The request:
Among the lines listed below, count those that include the string "CAJViewer", and state only the count.
##########
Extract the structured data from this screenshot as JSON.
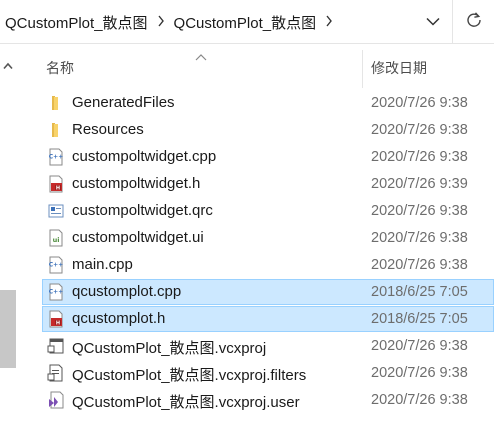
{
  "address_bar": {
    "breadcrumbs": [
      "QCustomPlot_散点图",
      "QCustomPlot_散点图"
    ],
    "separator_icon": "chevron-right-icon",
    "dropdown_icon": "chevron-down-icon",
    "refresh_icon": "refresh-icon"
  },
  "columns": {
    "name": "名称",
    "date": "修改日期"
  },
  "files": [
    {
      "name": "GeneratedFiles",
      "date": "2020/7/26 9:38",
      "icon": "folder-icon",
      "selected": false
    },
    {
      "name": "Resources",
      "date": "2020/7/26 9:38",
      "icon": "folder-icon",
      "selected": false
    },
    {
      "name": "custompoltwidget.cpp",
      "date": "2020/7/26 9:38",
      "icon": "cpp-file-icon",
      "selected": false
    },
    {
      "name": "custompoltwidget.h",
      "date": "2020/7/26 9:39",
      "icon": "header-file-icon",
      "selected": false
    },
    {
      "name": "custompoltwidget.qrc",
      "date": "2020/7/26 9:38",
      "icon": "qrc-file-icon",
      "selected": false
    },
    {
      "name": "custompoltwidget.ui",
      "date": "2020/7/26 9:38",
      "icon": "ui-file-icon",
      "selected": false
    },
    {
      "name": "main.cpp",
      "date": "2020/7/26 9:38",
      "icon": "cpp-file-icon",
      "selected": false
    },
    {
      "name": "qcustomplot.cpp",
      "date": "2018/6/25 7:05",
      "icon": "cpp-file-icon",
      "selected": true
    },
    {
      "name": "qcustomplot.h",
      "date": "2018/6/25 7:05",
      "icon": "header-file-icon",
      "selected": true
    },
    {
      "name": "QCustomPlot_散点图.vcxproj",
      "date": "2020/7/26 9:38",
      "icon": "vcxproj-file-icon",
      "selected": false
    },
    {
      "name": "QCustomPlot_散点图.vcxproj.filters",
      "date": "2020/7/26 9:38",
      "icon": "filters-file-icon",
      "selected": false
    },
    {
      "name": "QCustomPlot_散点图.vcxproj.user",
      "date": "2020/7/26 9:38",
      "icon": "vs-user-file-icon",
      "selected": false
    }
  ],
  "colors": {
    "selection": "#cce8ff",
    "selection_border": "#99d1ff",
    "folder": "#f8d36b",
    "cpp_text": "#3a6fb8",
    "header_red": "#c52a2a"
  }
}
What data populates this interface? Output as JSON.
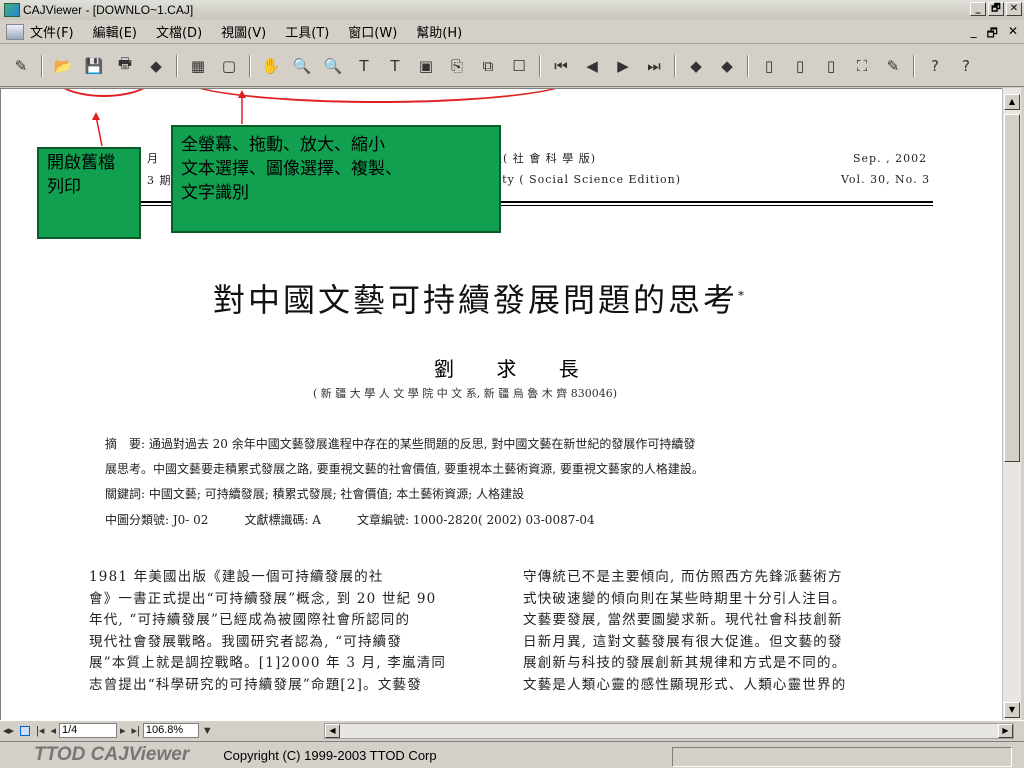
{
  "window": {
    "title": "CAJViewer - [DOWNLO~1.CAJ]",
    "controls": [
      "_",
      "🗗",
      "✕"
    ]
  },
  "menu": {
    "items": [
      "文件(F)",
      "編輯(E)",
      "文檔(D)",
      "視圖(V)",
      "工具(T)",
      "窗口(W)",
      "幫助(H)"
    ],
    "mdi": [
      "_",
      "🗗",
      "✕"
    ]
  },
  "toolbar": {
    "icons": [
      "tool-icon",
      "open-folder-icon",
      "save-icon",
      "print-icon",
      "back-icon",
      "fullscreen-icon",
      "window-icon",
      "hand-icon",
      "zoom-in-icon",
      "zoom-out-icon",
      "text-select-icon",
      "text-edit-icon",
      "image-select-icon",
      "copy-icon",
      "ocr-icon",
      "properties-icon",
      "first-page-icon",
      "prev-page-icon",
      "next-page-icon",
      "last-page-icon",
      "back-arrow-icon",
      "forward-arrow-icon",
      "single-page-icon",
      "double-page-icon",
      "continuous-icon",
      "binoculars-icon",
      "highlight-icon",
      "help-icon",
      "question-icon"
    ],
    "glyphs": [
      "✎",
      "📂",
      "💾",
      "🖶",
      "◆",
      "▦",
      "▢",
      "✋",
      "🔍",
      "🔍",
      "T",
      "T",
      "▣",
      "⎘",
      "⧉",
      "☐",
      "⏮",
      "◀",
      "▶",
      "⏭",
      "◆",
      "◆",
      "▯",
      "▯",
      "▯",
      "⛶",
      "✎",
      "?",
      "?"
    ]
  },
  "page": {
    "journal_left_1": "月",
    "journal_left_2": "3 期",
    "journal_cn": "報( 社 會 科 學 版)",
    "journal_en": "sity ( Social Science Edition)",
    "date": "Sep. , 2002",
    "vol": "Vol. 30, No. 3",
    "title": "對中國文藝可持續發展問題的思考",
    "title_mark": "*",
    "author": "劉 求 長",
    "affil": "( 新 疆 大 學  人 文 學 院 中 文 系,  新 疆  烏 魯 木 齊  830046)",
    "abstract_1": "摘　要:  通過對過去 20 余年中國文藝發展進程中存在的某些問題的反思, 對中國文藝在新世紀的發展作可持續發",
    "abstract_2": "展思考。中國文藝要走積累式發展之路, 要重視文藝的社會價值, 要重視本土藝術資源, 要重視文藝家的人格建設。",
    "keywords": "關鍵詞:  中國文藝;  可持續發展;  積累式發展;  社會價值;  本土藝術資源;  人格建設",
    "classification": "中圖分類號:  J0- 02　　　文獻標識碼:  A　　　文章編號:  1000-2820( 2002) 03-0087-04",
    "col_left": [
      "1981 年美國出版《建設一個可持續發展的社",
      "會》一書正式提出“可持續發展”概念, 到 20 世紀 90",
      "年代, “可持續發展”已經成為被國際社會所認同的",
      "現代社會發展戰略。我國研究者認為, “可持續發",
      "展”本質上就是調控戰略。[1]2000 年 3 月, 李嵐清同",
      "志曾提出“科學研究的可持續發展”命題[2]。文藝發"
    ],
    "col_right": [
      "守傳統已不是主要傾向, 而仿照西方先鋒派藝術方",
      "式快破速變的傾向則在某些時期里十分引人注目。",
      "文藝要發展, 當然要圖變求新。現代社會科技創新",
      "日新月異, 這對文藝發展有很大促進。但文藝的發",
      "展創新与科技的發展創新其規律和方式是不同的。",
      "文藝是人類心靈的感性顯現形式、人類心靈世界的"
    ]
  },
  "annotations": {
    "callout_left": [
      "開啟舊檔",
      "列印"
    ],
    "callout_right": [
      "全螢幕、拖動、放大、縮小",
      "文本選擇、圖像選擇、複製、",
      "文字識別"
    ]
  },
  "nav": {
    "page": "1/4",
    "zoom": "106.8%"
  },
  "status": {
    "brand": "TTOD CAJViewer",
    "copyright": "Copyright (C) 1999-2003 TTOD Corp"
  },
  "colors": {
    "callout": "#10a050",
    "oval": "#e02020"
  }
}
##########
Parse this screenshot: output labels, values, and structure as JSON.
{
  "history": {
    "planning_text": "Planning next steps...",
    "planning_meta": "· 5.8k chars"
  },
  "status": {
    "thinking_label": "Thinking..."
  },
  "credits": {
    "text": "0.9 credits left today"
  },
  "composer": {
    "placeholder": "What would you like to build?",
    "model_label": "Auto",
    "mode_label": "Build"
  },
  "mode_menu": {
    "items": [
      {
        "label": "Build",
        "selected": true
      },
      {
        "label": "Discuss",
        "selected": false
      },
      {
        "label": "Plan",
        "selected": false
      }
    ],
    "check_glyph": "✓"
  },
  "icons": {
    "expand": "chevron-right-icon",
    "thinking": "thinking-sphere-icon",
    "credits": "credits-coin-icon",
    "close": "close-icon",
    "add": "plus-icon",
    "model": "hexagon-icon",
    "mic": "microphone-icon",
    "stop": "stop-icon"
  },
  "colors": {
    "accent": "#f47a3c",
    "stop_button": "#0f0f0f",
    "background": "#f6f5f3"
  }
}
##########
Finished answer:
2